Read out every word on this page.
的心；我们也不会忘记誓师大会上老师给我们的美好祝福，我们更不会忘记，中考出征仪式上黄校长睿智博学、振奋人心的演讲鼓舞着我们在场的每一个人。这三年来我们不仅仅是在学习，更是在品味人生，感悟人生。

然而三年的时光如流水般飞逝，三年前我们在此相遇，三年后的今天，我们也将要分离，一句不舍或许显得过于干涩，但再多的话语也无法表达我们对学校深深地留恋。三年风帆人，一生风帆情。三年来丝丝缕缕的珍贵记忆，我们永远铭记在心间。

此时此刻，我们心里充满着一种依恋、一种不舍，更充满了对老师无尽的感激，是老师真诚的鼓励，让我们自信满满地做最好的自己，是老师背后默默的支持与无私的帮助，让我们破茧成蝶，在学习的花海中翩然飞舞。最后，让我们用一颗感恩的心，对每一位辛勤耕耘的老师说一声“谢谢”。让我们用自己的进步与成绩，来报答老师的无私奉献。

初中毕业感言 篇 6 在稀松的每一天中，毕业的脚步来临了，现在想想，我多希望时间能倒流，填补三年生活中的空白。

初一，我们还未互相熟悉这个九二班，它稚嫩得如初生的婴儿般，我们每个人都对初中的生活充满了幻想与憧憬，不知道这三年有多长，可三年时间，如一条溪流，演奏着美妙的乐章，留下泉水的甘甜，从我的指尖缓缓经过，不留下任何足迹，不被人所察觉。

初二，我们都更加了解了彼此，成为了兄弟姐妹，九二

════════

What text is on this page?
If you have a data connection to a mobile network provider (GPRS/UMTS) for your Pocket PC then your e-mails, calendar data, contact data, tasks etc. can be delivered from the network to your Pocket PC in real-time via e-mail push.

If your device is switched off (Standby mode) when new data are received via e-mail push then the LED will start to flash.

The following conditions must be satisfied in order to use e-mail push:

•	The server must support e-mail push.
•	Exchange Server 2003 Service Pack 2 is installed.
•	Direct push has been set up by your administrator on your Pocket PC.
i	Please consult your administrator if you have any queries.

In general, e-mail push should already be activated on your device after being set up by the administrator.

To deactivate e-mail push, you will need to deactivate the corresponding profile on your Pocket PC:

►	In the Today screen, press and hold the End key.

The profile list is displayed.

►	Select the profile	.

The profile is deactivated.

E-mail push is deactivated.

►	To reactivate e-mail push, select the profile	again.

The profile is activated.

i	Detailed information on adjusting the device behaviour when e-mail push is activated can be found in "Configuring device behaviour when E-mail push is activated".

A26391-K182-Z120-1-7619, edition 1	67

════════

__What to do__
Pull out all lines from the entries above that include the word "page".

__Exercise result__
Read out every word on this page.
What text is on this page?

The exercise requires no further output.